▶ REQUIREMENTS: Out of the lines in this data, how many include "voucherelor"? Give the number and nothing else.

"""

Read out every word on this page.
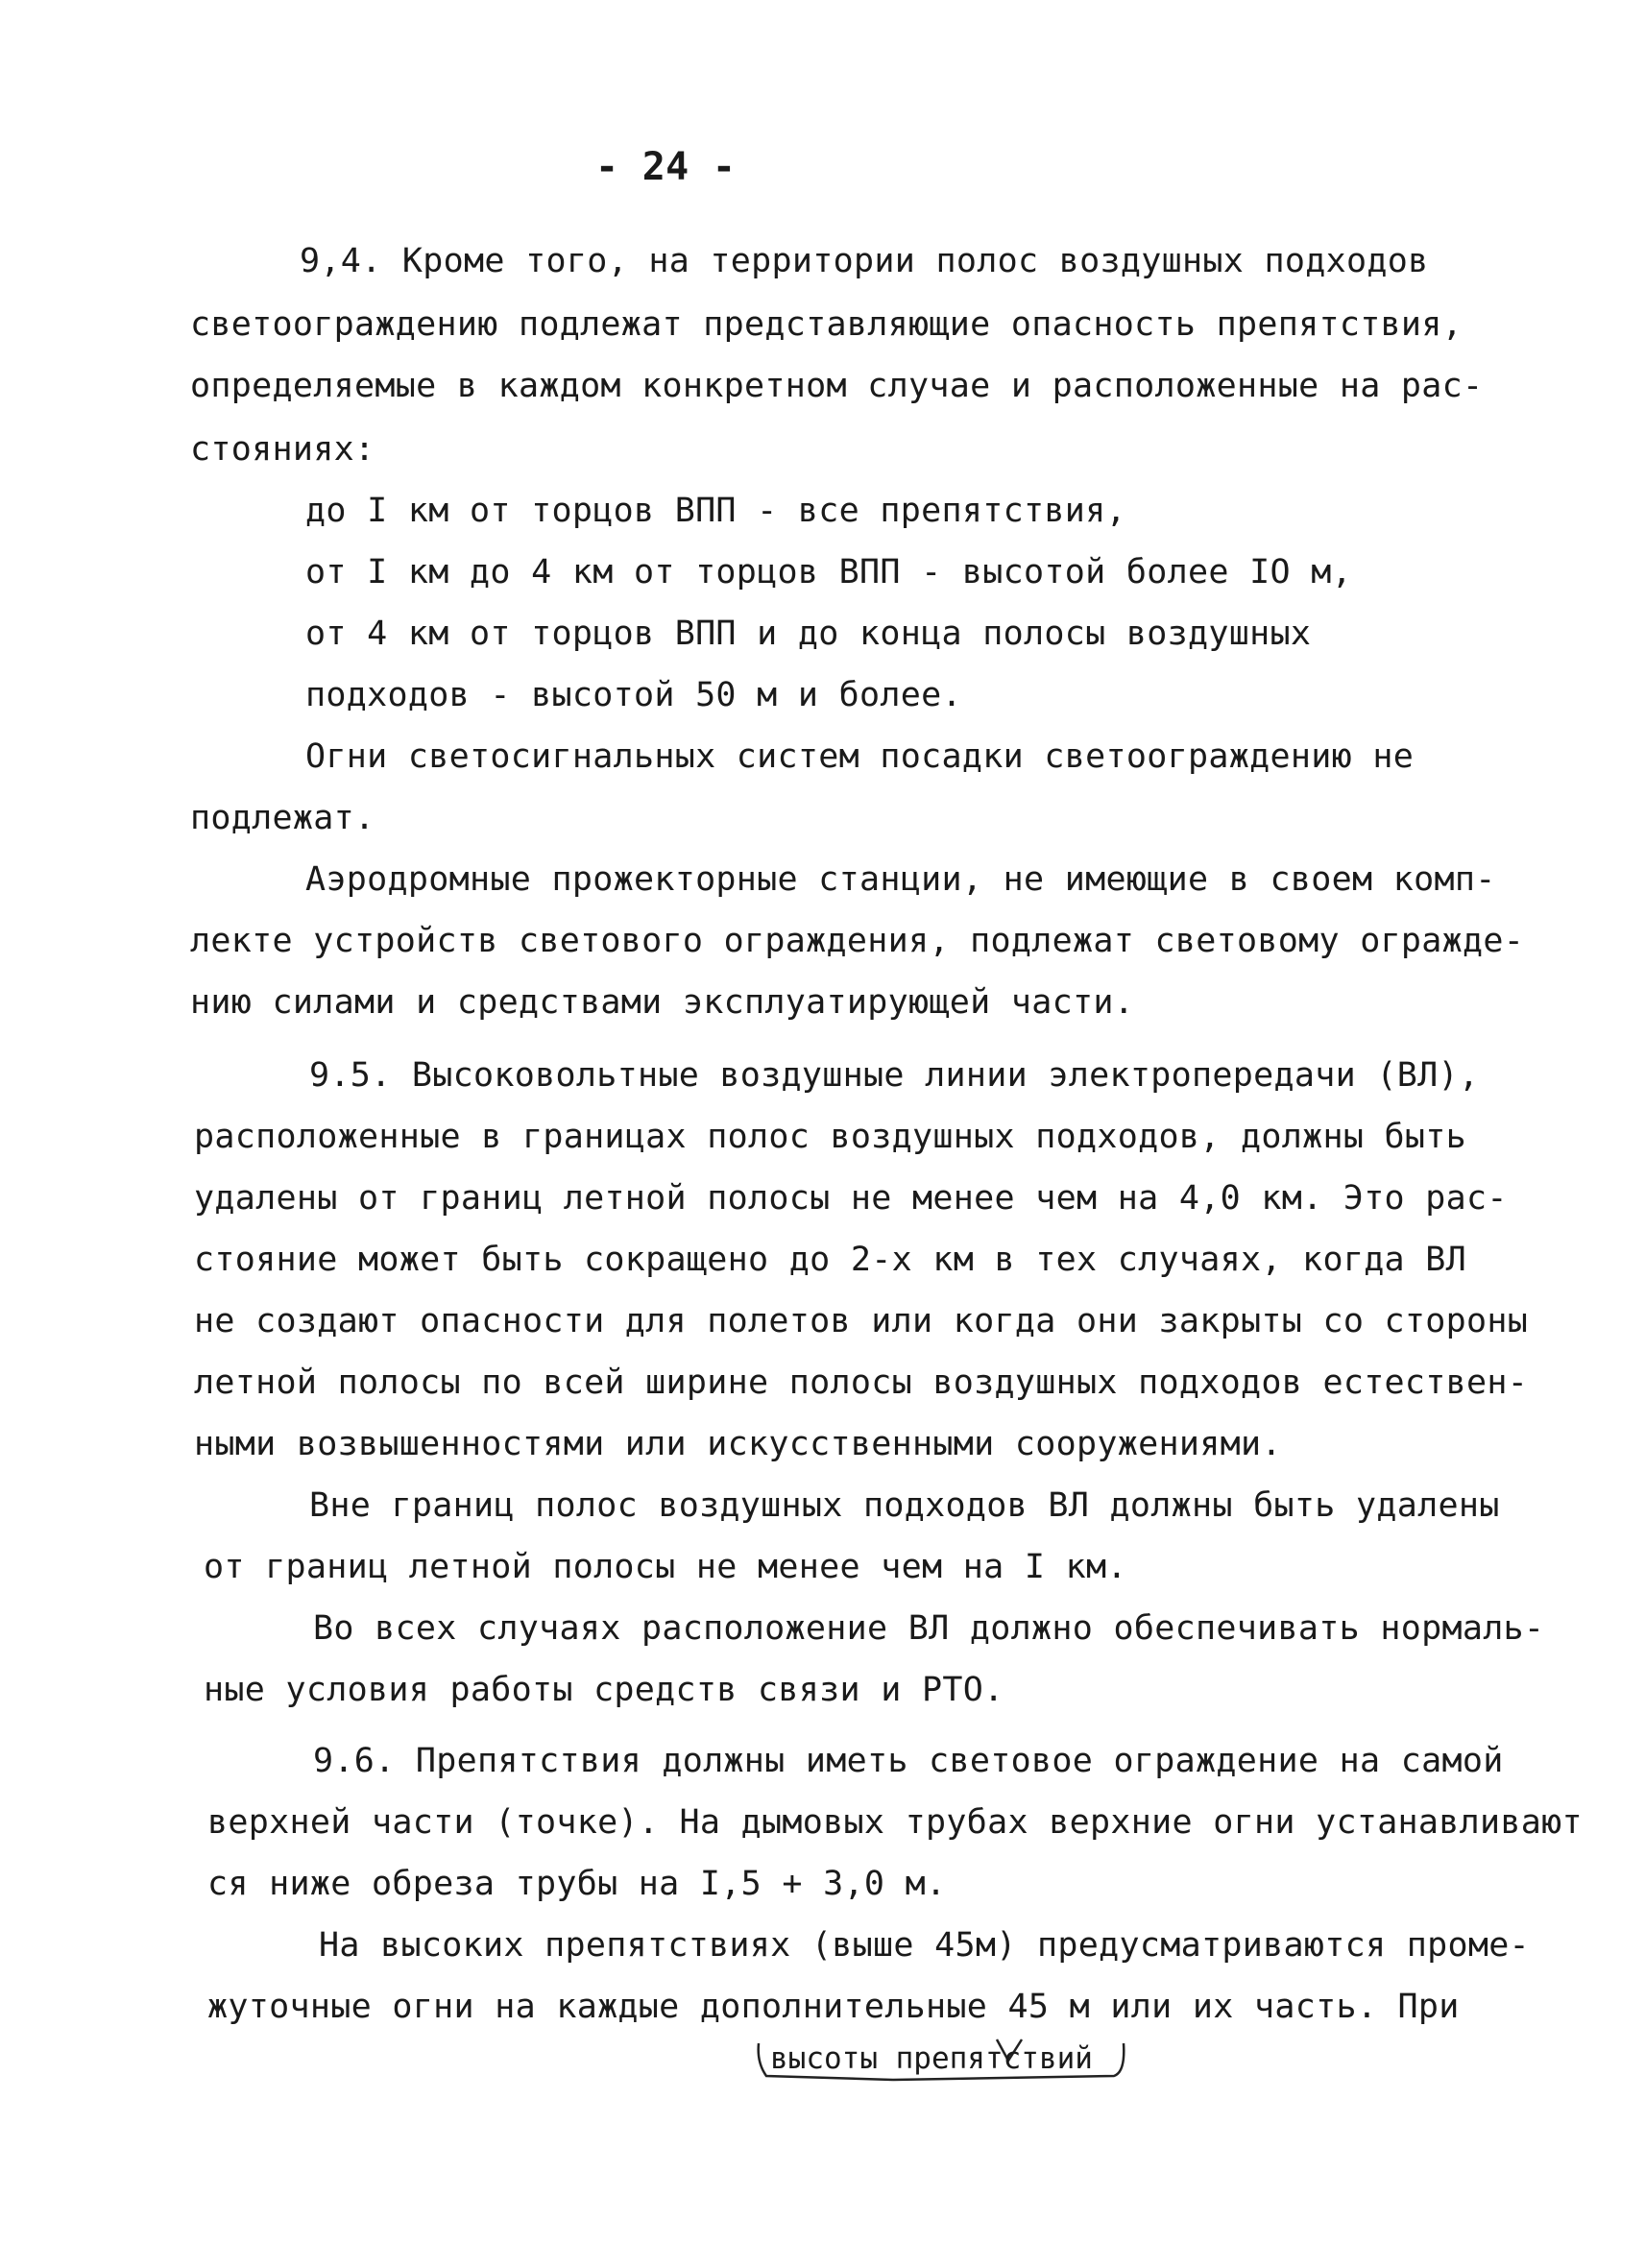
- 24 -
9,4. Кроме того, на территории полос воздушных подходов
светоограждению подлежат представляющие опасность препятствия,
определяемые в каждом конкретном случае и расположенные на рас-
стояниях:
до I км от торцов ВПП - все препятствия,
от I км до 4 км от торцов ВПП - высотой более IO м,
от 4 км от торцов ВПП и до конца полосы воздушных
подходов - высотой 50 м и более.
Огни светосигнальных систем посадки светоограждению не
подлежат.
Аэродромные прожекторные станции, не имеющие в своем комп-
лекте устройств светового ограждения, подлежат световому огражде-
нию силами и средствами эксплуатирующей части.
9.5. Высоковольтные воздушные линии электропередачи (ВЛ),
расположенные в границах полос воздушных подходов, должны быть
удалены от границ летной полосы не менее чем на 4,0 км. Это рас-
стояние может быть сокращено до 2-х км в тех случаях, когда ВЛ
не создают опасности для полетов или когда они закрыты со стороны
летной полосы по всей ширине полосы воздушных подходов естествен-
ными возвышенностями или искусственными сооружениями.
Вне границ полос воздушных подходов ВЛ должны быть удалены
от границ летной полосы не менее чем на I км.
Во всех случаях расположение ВЛ должно обеспечивать нормаль-
ные условия работы средств связи и РТО.
9.6. Препятствия должны иметь световое ограждение на самой
верхней части (точке). На дымовых трубах верхние огни устанавливают
ся ниже обреза трубы на I,5 + 3,0 м.
На высоких препятствиях (выше 45м) предусматриваются проме-
жуточные огни на каждые дополнительные 45 м или их часть. При
высоты препятствий
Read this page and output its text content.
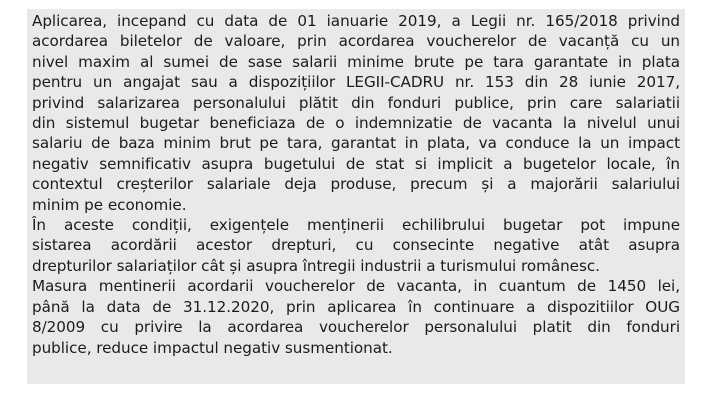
Aplicarea, incepand cu data de 01 ianuarie 2019, a Legii nr. 165/2018 privind
acordarea biletelor de valoare, prin acordarea voucherelor de vacanță cu un
nivel maxim al sumei de sase salarii minime brute pe tara garantate in plata
pentru un angajat sau a dispozițiilor LEGII-CADRU nr. 153 din 28 iunie 2017,
privind salarizarea personalului plătit din fonduri publice, prin care salariatii
din sistemul bugetar beneficiaza de o indemnizatie de vacanta la nivelul unui
salariu de baza minim brut pe tara, garantat in plata, va conduce la un impact
negativ semnificativ asupra bugetului de stat si implicit a bugetelor locale, în
contextul creșterilor salariale deja produse, precum și a majorării salariului
minim pe economie.
În aceste condiții, exigențele menținerii echilibrului bugetar pot impune
sistarea acordării acestor drepturi, cu consecinte negative atât asupra
drepturilor salariaților cât și asupra întregii industrii a turismului românesc.
Masura mentinerii acordarii voucherelor de vacanta, in cuantum de 1450 lei,
până la data de 31.12.2020, prin aplicarea în continuare a dispozitiilor OUG
8/2009 cu privire la acordarea voucherelor personalului platit din fonduri
publice, reduce impactul negativ susmentionat.
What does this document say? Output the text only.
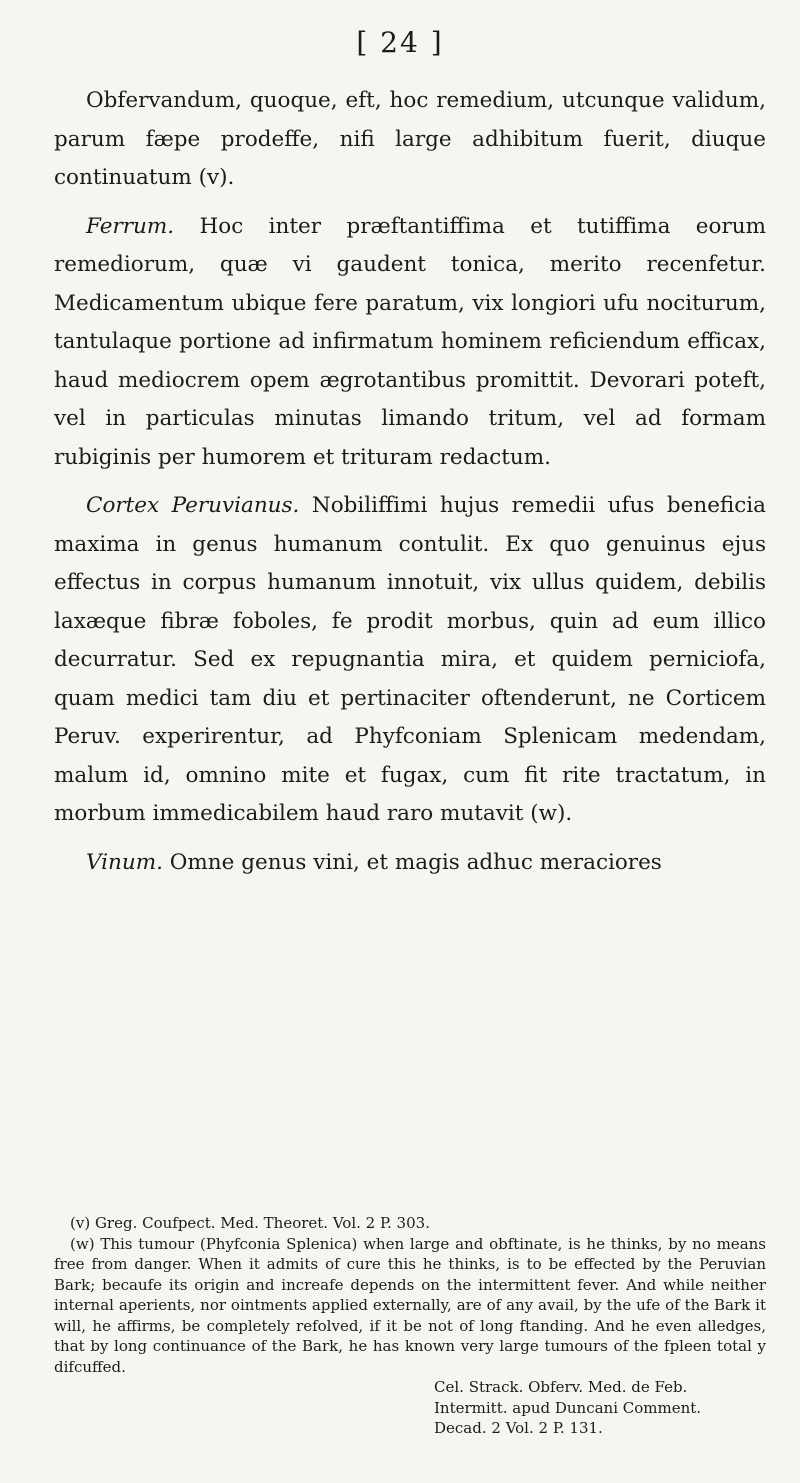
[ 24 ]

Obfervandum, quoque, eft, hoc remedium, utcunque validum, parum fæpe prodeffe, nifi large adhibitum fuerit, diuque continuatum (v).

Ferrum. Hoc inter præftantiffima et tutiffima eorum remediorum, quæ vi gaudent tonica, merito recenfetur. Medicamentum ubique fere paratum, vix longiori ufu nociturum, tantulaque portione ad infirmatum hominem reficiendum efficax, haud mediocrem opem ægrotantibus promittit. Devorari poteft, vel in particulas minutas limando tritum, vel ad formam rubiginis per humorem et trituram redactum.

Cortex Peruvianus. Nobiliffimi hujus remedii ufus beneficia maxima in genus humanum contulit. Ex quo genuinus ejus effectus in corpus humanum innotuit, vix ullus quidem, debilis laxæque fibræ foboles, fe prodit morbus, quin ad eum illico decurratur. Sed ex repugnantia mira, et quidem perniciofa, quam medici tam diu et pertinaciter oftenderunt, ne Corticem Peruv. experirentur, ad Phyfconiam Splenicam medendam, malum id, omnino mite et fugax, cum fit rite tractatum, in morbum immedicabilem haud raro mutavit (w).

Vinum. Omne genus vini, et magis adhuc meraciores

(v) Greg. Coufpect. Med. Theoret. Vol. 2 P. 303.

(w) This tumour (Phyfconia Splenica) when large and obftinate, is he thinks, by no means free from danger. When it admits of cure this he thinks, is to be effected by the Peruvian Bark; becaufe its origin and increafe depends on the intermittent fever. And while neither internal aperients, nor ointments applied externally, are of any avail, by the ufe of the Bark it will, he affirms, be completely refolved, if it be not of long ftanding. And he even alledges, that by long continuance of the Bark, he has known very large tumours of the fpleen total y difcuffed.

Cel. Strack. Obferv. Med. de Feb.

Intermitt. apud Duncani Comment.

Decad. 2 Vol. 2 P. 131.
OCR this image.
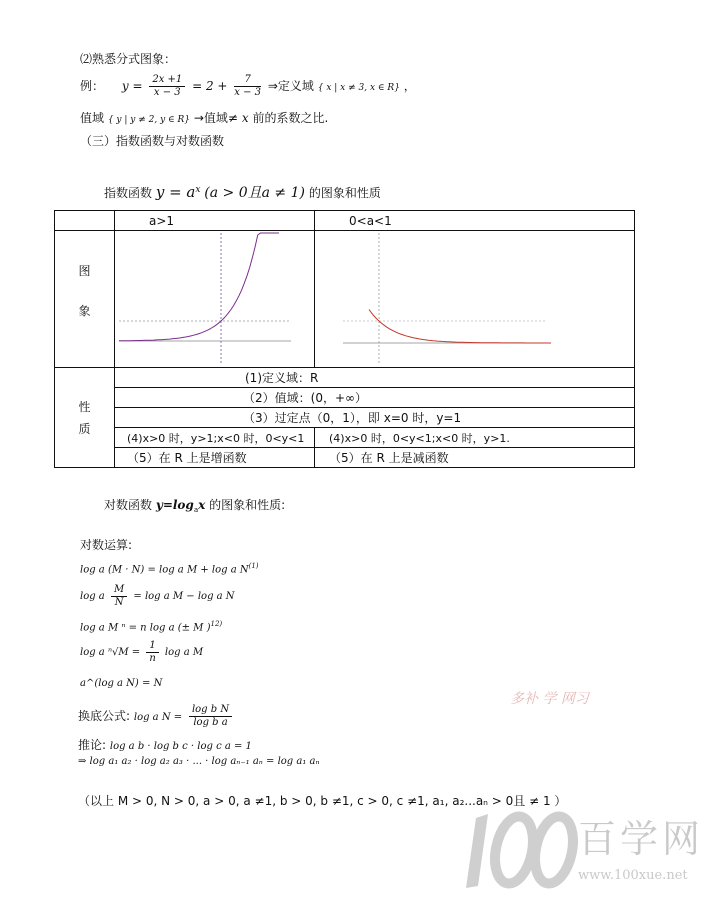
⑵熟悉分式图象：
例： $y = \frac{2x +1}{x - 3} = 2 + \frac{7}{x - 3}$ ⇒定义域 { x | x ≠ 3, x ∈ R} ，
值域 { y | y ≠ 2, y ∈ R} →值域≠ x 前的系数之比.
（三）指数函数与对数函数
指数函数 $y = a^x$ (a > 0且a ≠ 1) 的图象和性质
	a>1	0<a<1

图
象

性
质	(1)定义域：R	
	（2）值域：(0，+∞）	
	（3）过定点（0，1），即 x=0 时，y=1	
	(4)x>0 时，y>1;x<0 时，0<y<1	(4)x>0 时，0<y<1;x<0 时，y>1.
	（5）在 R 上是增函数	（5）在 R 上是减函数
对数函数 $y=\log_ax$ 的图象和性质:
对数运算:
log a (M · N) = log a M + log a $N^{(1)}$
log a $\frac{M}{N} = \log a$ M − log a N
log a M ⁿ = n log a (± M )$^{12)}$
log a $^n√M = \frac{1}{n}$ log a M
a^(log a N) = N
换底公式: log a $N = \frac{\text{log b N}}{\text{log b a}}$
推论: log a b · log b c · log c a = 1
⇒ log a₁ a₂ · log a₂ a₃ · ... · log aₙ₋₁ aₙ = log a₁ aₙ
（以上 M > 0, N > 0, a > 0, a ≠1, b > 0, b ≠1, c > 0, c ≠1, a₁, a₂...aₙ > 0且 ≠ 1 ）
多补 学 网习
百学网
www.100xue.net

"""

▶ ANSWER IN FULL: 3